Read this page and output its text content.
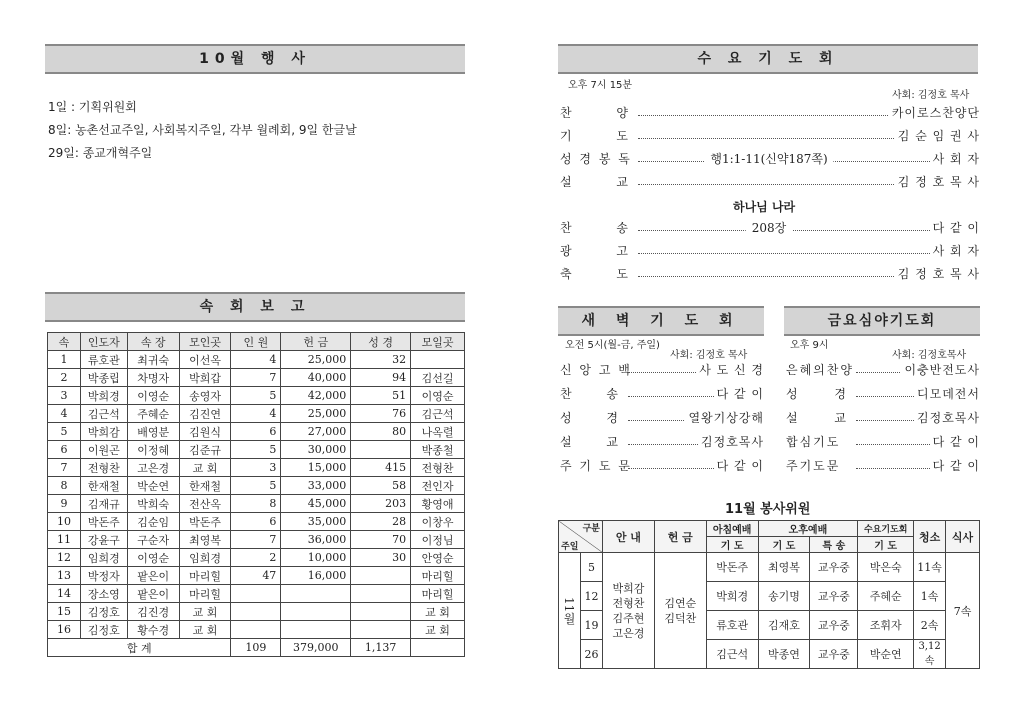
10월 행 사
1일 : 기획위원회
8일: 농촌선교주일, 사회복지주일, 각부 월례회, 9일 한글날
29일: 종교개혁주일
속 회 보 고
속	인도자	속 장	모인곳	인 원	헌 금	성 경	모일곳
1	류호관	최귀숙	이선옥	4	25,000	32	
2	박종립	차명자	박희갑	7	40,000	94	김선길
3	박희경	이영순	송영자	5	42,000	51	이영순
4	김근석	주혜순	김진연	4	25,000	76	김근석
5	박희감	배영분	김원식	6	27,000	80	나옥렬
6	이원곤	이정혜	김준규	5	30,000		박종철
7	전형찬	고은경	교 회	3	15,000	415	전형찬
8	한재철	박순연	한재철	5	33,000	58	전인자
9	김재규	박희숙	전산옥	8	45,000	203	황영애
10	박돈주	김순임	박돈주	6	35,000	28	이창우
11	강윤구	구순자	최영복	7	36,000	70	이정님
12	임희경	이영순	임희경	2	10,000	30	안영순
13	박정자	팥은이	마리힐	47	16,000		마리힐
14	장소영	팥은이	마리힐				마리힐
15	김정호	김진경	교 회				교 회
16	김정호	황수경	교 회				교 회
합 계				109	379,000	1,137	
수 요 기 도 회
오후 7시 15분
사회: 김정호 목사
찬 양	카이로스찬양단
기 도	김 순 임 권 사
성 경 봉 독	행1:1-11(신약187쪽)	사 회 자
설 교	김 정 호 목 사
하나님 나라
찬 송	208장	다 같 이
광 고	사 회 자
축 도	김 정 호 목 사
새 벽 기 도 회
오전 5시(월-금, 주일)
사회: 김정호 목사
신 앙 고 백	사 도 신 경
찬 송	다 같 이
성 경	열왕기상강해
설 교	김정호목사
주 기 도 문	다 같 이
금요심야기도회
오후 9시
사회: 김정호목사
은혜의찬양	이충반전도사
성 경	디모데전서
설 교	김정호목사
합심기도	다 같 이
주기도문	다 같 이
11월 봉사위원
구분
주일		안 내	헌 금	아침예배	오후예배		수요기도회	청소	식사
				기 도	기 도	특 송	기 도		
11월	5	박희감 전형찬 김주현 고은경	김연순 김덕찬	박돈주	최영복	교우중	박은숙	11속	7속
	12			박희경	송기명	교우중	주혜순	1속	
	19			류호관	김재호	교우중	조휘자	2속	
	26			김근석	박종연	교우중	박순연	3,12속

::::

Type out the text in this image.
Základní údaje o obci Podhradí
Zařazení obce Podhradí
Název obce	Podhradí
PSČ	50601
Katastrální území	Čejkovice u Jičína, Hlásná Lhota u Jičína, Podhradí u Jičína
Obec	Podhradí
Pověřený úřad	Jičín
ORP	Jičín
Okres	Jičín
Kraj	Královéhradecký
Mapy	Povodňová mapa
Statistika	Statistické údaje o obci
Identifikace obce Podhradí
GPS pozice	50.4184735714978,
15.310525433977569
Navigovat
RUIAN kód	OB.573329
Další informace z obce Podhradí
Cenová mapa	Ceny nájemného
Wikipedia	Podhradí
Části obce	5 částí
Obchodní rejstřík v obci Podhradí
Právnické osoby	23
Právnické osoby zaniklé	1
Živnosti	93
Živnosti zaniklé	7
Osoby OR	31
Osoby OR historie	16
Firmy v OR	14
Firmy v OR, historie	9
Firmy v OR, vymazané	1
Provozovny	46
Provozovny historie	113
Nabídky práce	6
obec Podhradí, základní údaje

::::

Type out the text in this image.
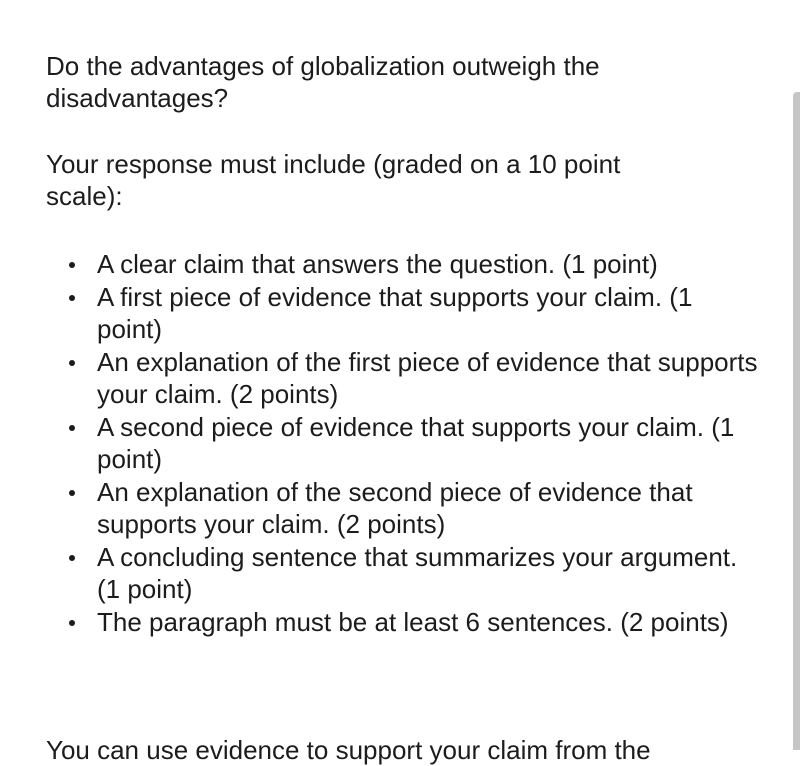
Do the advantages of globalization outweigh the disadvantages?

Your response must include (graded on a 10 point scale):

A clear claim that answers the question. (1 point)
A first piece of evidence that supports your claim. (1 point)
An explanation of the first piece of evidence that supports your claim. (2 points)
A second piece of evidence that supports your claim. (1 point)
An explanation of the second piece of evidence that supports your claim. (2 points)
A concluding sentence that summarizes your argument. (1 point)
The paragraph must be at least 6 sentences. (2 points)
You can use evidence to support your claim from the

::::

* [STATED TASK] Count up the lines in the listing that hold the word "piece", and give that number only.

* [CORRECT ANSWER] 4